=== Information supplied ===

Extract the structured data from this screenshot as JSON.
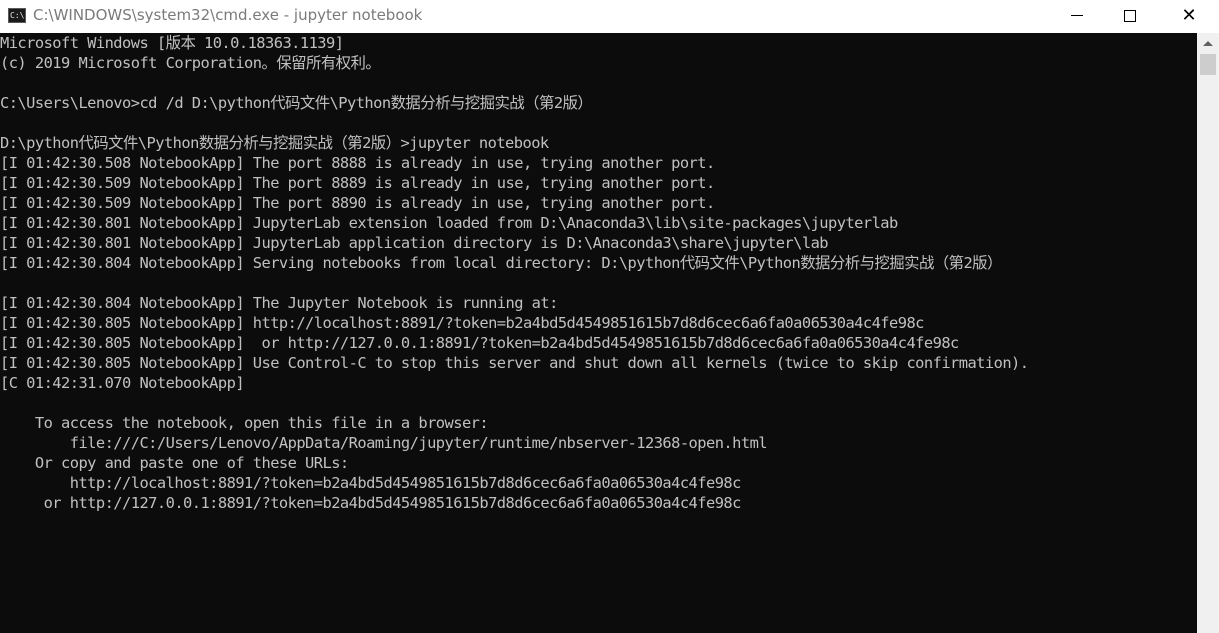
{
  "window": {
    "title": "C:\\WINDOWS\\system32\\cmd.exe - jupyter  notebook",
    "icon_text": "C:\\",
    "controls": {
      "minimize": "minimize-icon",
      "maximize": "maximize-icon",
      "close": "✕"
    }
  },
  "console": {
    "lines": [
      "Microsoft Windows [版本 10.0.18363.1139]",
      "(c) 2019 Microsoft Corporation。保留所有权利。",
      "",
      "C:\\Users\\Lenovo>cd /d D:\\python代码文件\\Python数据分析与挖掘实战（第2版）",
      "",
      "D:\\python代码文件\\Python数据分析与挖掘实战（第2版）>jupyter notebook",
      "[I 01:42:30.508 NotebookApp] The port 8888 is already in use, trying another port.",
      "[I 01:42:30.509 NotebookApp] The port 8889 is already in use, trying another port.",
      "[I 01:42:30.509 NotebookApp] The port 8890 is already in use, trying another port.",
      "[I 01:42:30.801 NotebookApp] JupyterLab extension loaded from D:\\Anaconda3\\lib\\site-packages\\jupyterlab",
      "[I 01:42:30.801 NotebookApp] JupyterLab application directory is D:\\Anaconda3\\share\\jupyter\\lab",
      "[I 01:42:30.804 NotebookApp] Serving notebooks from local directory: D:\\python代码文件\\Python数据分析与挖掘实战（第2版）",
      "",
      "[I 01:42:30.804 NotebookApp] The Jupyter Notebook is running at:",
      "[I 01:42:30.805 NotebookApp] http://localhost:8891/?token=b2a4bd5d4549851615b7d8d6cec6a6fa0a06530a4c4fe98c",
      "[I 01:42:30.805 NotebookApp]  or http://127.0.0.1:8891/?token=b2a4bd5d4549851615b7d8d6cec6a6fa0a06530a4c4fe98c",
      "[I 01:42:30.805 NotebookApp] Use Control-C to stop this server and shut down all kernels (twice to skip confirmation).",
      "[C 01:42:31.070 NotebookApp]",
      "",
      "    To access the notebook, open this file in a browser:",
      "        file:///C:/Users/Lenovo/AppData/Roaming/jupyter/runtime/nbserver-12368-open.html",
      "    Or copy and paste one of these URLs:",
      "        http://localhost:8891/?token=b2a4bd5d4549851615b7d8d6cec6a6fa0a06530a4c4fe98c",
      "     or http://127.0.0.1:8891/?token=b2a4bd5d4549851615b7d8d6cec6a6fa0a06530a4c4fe98c"
    ]
  },
  "colors": {
    "console_bg": "#0c0c0c",
    "console_text": "#c0c0c0",
    "titlebar_bg": "#ffffff",
    "title_text": "#7a7a7a"
  }
}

===

- **Task directions**:
Skip the pictures, then retype every line above exactly.

- **Full answer**:
Extract the structured data from this screenshot as JSON.
{
  "window": {
    "title": "C:\\WINDOWS\\system32\\cmd.exe - jupyter  notebook",
    "icon_text": "C:\\",
    "controls": {
      "minimize": "minimize-icon",
      "maximize": "maximize-icon",
      "close": "✕"
    }
  },
  "console": {
    "lines": [
      "Microsoft Windows [版本 10.0.18363.1139]",
      "(c) 2019 Microsoft Corporation。保留所有权利。",
      "",
      "C:\\Users\\Lenovo>cd /d D:\\python代码文件\\Python数据分析与挖掘实战（第2版）",
      "",
      "D:\\python代码文件\\Python数据分析与挖掘实战（第2版）>jupyter notebook",
      "[I 01:42:30.508 NotebookApp] The port 8888 is already in use, trying another port.",
      "[I 01:42:30.509 NotebookApp] The port 8889 is already in use, trying another port.",
      "[I 01:42:30.509 NotebookApp] The port 8890 is already in use, trying another port.",
      "[I 01:42:30.801 NotebookApp] JupyterLab extension loaded from D:\\Anaconda3\\lib\\site-packages\\jupyterlab",
      "[I 01:42:30.801 NotebookApp] JupyterLab application directory is D:\\Anaconda3\\share\\jupyter\\lab",
      "[I 01:42:30.804 NotebookApp] Serving notebooks from local directory: D:\\python代码文件\\Python数据分析与挖掘实战（第2版）",
      "",
      "[I 01:42:30.804 NotebookApp] The Jupyter Notebook is running at:",
      "[I 01:42:30.805 NotebookApp] http://localhost:8891/?token=b2a4bd5d4549851615b7d8d6cec6a6fa0a06530a4c4fe98c",
      "[I 01:42:30.805 NotebookApp]  or http://127.0.0.1:8891/?token=b2a4bd5d4549851615b7d8d6cec6a6fa0a06530a4c4fe98c",
      "[I 01:42:30.805 NotebookApp] Use Control-C to stop this server and shut down all kernels (twice to skip confirmation).",
      "[C 01:42:31.070 NotebookApp]",
      "",
      "    To access the notebook, open this file in a browser:",
      "        file:///C:/Users/Lenovo/AppData/Roaming/jupyter/runtime/nbserver-12368-open.html",
      "    Or copy and paste one of these URLs:",
      "        http://localhost:8891/?token=b2a4bd5d4549851615b7d8d6cec6a6fa0a06530a4c4fe98c",
      "     or http://127.0.0.1:8891/?token=b2a4bd5d4549851615b7d8d6cec6a6fa0a06530a4c4fe98c"
    ]
  },
  "colors": {
    "console_bg": "#0c0c0c",
    "console_text": "#c0c0c0",
    "titlebar_bg": "#ffffff",
    "title_text": "#7a7a7a"
  }
}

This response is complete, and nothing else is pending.